● The request:
Assemble all lines in which the string "position" appears.

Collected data
__________________________________________________

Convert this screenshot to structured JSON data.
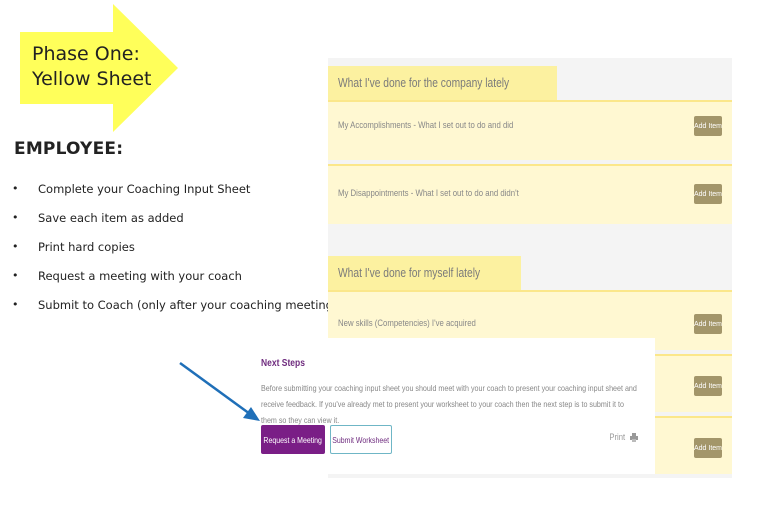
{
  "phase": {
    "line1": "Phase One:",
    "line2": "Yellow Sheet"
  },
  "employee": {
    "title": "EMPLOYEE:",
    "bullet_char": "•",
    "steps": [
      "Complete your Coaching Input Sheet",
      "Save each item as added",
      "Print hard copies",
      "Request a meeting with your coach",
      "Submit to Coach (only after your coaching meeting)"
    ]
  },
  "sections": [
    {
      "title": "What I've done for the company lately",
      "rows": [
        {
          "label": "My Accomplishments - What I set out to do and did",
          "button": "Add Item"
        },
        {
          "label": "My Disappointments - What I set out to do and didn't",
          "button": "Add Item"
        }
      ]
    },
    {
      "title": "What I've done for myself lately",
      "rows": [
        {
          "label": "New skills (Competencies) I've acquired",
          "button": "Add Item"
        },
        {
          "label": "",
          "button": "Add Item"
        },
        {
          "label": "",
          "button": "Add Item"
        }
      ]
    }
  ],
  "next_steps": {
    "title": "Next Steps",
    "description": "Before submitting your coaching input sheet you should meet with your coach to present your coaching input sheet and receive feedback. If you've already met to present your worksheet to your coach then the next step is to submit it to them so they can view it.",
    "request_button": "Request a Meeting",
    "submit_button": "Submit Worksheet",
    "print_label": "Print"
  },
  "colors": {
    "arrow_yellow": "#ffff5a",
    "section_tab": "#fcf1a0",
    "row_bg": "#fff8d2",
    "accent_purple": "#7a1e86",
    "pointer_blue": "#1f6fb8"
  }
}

__________________________________________________

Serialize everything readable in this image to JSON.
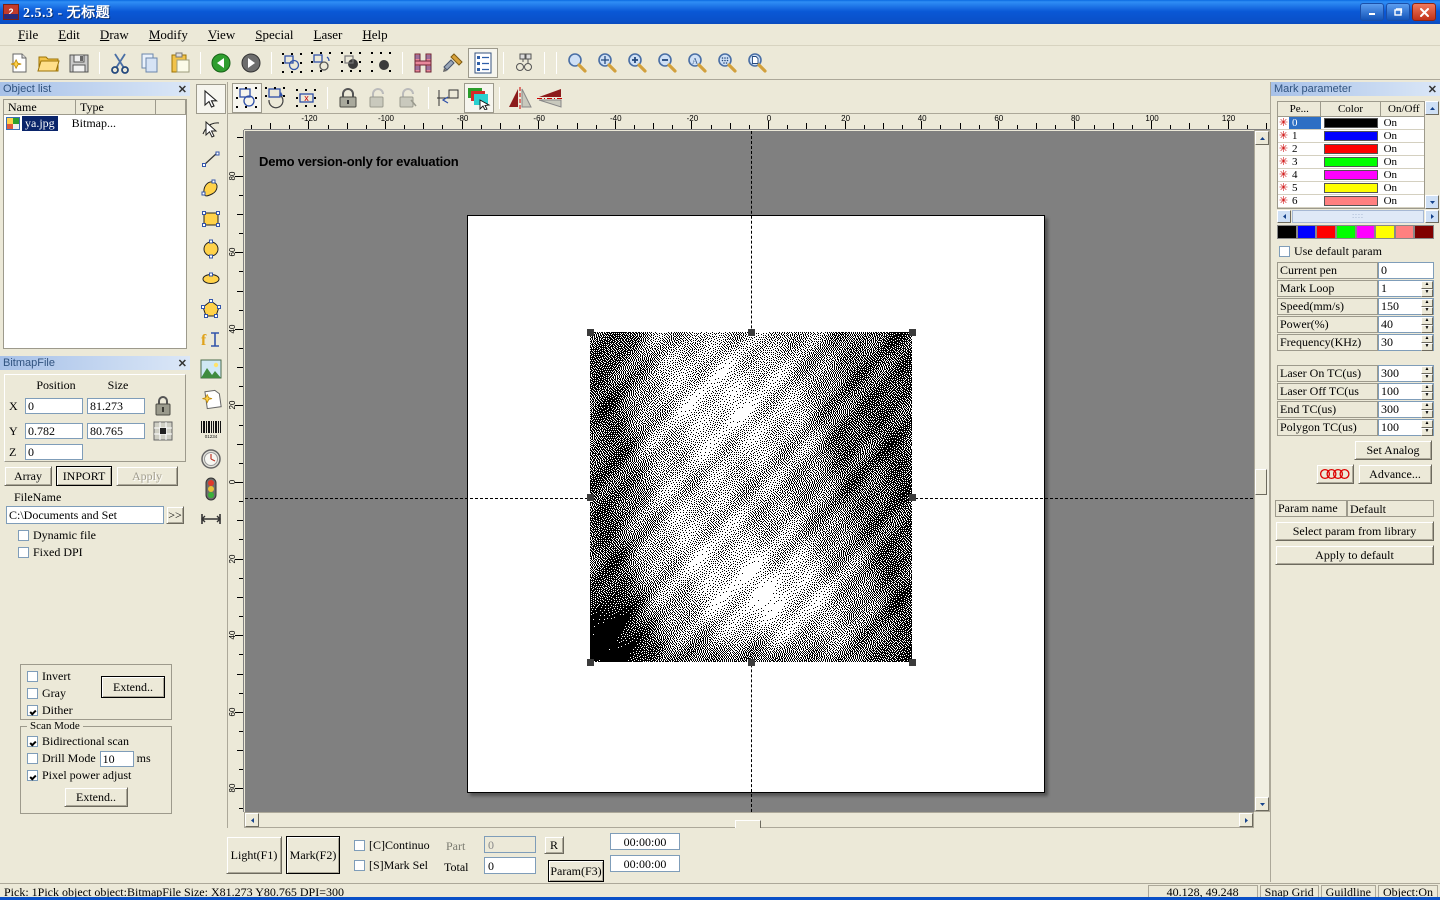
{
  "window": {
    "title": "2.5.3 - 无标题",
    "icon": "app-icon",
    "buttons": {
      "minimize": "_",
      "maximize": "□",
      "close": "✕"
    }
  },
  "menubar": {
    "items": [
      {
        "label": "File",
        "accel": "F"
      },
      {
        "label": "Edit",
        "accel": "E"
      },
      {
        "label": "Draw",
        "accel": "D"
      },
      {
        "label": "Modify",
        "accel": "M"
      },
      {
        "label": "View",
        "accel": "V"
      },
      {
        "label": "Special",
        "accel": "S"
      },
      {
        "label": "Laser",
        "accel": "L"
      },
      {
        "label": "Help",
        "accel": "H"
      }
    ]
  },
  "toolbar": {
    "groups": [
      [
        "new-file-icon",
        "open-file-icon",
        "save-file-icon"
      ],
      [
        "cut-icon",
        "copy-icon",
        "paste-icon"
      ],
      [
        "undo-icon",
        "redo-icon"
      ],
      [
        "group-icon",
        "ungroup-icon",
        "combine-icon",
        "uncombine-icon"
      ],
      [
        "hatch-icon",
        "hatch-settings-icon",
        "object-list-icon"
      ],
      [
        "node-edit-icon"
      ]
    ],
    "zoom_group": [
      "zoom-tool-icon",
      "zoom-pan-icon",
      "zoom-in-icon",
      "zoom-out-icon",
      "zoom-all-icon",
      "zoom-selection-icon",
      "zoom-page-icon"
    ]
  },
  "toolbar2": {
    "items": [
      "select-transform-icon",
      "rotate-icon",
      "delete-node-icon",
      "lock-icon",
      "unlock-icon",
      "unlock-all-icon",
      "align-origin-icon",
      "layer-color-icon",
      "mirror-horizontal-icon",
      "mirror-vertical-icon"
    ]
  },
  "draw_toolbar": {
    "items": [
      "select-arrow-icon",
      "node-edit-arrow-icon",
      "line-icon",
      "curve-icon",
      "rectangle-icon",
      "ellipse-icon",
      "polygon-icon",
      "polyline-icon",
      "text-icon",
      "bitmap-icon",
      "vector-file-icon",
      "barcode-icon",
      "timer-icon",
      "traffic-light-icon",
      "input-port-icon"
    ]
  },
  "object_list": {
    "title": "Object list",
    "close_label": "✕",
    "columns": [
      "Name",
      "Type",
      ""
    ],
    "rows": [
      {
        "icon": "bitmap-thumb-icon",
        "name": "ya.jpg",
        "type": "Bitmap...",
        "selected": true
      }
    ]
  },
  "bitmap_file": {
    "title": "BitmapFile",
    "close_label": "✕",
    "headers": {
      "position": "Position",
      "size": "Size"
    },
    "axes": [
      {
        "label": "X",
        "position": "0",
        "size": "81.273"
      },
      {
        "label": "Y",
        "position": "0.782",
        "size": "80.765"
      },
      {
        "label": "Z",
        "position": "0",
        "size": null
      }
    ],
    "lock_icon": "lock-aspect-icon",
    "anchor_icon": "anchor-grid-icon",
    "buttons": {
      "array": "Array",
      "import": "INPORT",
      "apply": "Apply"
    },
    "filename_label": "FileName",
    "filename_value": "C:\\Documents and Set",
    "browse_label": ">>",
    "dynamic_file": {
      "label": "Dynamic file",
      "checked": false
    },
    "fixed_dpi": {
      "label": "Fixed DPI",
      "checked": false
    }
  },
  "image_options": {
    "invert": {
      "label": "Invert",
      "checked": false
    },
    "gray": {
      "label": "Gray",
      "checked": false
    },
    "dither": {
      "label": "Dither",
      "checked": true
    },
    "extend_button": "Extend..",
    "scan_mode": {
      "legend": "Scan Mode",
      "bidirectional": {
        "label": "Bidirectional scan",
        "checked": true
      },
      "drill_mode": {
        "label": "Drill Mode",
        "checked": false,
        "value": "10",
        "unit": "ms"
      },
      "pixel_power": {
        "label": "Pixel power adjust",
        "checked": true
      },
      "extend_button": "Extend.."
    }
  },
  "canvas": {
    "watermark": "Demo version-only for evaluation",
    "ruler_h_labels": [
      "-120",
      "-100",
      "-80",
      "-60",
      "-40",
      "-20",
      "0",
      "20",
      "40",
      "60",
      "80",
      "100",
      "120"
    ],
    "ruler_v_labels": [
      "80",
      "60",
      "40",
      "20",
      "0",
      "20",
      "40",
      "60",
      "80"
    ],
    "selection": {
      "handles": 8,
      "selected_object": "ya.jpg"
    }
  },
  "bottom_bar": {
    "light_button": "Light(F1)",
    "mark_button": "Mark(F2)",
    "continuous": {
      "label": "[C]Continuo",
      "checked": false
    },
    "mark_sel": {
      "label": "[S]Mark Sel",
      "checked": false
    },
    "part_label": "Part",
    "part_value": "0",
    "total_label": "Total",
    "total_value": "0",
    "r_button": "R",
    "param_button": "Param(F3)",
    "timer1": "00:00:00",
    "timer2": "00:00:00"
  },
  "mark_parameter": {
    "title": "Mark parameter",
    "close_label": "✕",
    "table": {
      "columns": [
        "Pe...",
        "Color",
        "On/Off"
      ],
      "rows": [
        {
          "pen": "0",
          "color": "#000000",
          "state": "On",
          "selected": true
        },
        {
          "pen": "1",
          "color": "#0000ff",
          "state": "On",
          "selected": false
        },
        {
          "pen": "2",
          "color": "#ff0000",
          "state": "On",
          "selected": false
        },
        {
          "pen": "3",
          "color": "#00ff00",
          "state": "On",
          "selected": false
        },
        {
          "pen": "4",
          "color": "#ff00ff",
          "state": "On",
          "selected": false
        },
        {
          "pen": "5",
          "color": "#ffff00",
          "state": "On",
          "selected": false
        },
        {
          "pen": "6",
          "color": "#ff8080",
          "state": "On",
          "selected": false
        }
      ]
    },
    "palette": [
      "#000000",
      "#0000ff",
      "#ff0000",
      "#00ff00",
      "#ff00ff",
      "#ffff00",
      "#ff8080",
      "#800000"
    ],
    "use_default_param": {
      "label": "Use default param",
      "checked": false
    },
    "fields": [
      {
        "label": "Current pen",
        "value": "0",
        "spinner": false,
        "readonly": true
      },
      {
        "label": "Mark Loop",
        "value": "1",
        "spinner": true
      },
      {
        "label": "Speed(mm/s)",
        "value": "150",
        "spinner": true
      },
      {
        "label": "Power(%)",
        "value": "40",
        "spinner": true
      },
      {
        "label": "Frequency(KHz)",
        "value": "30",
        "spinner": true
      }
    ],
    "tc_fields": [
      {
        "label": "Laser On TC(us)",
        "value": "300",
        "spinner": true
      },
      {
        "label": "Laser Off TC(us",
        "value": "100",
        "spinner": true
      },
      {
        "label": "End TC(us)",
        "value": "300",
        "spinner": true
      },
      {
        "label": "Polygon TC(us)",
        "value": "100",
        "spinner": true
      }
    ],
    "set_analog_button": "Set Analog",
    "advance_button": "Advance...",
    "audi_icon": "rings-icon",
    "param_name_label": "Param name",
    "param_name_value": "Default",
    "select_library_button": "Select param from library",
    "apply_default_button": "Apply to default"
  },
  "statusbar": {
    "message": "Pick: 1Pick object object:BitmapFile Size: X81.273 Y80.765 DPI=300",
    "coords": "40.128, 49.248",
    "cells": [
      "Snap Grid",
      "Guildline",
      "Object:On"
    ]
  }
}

__________________________________________________

● The result:
      "position": "Position",
        "position": "0",
        "position": "0.782",
        "position": "0",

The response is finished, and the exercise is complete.